Rows from a dataset:
## BEGIN

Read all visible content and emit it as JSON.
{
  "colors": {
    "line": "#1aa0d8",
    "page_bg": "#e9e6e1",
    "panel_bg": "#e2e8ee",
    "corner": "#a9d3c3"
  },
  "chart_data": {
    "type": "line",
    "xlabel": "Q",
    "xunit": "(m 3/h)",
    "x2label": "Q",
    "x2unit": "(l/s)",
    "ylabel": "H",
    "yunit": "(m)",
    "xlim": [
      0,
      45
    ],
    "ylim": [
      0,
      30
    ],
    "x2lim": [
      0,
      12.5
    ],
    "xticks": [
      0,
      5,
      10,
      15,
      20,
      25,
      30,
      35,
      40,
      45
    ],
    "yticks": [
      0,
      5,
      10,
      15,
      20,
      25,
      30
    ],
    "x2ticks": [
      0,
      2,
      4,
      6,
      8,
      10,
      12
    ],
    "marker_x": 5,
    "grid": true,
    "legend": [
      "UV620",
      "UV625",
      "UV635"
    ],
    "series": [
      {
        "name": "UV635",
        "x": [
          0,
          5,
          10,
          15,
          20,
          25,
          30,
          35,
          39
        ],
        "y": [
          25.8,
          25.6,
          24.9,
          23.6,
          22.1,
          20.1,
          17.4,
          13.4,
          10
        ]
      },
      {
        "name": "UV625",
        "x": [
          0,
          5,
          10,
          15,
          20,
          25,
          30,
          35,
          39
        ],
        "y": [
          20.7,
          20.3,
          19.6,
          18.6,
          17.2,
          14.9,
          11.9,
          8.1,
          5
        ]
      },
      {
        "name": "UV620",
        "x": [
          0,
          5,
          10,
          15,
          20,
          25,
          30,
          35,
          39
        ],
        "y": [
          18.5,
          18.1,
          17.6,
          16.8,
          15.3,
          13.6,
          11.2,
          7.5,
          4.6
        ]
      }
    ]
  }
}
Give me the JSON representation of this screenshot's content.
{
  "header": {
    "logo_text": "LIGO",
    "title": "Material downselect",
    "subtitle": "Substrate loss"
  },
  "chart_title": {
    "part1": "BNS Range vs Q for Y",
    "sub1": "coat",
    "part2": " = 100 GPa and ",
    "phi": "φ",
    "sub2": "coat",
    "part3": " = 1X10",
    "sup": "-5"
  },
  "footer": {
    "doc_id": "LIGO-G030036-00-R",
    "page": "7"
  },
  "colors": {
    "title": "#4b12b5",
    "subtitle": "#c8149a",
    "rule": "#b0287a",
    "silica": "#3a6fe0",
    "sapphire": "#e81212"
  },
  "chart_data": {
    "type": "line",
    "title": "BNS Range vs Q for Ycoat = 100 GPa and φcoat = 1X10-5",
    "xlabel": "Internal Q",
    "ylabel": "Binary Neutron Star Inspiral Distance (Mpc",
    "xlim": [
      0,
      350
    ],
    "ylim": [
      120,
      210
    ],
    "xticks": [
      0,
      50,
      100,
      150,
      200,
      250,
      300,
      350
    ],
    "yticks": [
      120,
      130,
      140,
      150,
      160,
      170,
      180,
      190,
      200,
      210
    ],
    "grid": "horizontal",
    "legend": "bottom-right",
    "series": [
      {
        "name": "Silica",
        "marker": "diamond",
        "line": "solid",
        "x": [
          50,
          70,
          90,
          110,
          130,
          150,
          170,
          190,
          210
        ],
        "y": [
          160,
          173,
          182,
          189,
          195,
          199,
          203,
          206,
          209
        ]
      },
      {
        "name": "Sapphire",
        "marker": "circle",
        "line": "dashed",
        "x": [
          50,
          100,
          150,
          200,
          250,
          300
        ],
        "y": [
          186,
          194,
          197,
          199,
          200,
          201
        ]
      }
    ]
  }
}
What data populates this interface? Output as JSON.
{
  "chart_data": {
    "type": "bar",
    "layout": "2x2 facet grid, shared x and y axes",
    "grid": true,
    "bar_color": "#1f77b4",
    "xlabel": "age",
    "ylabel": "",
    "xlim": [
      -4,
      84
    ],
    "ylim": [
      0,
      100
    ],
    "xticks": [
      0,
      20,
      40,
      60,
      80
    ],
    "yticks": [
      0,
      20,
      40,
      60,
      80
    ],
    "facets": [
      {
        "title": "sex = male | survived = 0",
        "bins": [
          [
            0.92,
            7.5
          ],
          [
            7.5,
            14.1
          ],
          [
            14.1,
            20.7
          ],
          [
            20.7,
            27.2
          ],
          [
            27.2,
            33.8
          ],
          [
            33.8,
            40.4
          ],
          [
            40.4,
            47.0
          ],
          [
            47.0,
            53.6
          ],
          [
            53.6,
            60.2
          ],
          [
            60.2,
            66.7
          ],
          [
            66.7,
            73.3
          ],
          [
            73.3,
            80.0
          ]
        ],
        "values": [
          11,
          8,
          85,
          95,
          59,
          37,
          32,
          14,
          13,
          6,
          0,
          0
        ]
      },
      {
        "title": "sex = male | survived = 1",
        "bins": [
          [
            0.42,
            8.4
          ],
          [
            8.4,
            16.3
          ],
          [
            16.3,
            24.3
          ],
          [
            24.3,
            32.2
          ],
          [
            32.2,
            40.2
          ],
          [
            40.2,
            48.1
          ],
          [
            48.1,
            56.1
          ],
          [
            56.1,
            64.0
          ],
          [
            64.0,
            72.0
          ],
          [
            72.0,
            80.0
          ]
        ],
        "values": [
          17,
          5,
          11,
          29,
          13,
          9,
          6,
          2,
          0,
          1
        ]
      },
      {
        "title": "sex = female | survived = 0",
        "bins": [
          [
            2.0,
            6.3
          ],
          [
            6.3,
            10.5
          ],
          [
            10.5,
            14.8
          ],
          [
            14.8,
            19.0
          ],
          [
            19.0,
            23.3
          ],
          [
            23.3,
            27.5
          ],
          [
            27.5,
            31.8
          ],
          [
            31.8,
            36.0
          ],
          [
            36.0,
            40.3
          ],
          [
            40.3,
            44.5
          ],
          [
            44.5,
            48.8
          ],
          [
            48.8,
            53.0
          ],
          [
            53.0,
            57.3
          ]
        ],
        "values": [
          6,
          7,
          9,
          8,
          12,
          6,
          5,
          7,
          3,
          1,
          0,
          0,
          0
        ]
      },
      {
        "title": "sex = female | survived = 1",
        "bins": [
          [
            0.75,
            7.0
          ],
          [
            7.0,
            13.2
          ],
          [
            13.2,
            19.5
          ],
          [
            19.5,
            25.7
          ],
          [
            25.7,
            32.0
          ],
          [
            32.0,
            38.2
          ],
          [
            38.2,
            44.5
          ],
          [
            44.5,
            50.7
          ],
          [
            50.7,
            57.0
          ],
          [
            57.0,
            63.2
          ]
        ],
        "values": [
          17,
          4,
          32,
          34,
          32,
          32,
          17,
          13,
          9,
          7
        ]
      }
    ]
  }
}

## END

Stated task: Pull out all lines in the data above that include "ylabel".

Written solution:
    "ylabel": "H",
    "ylabel": "Binary Neutron Star Inspiral Distance (Mpc",
    "ylabel": "",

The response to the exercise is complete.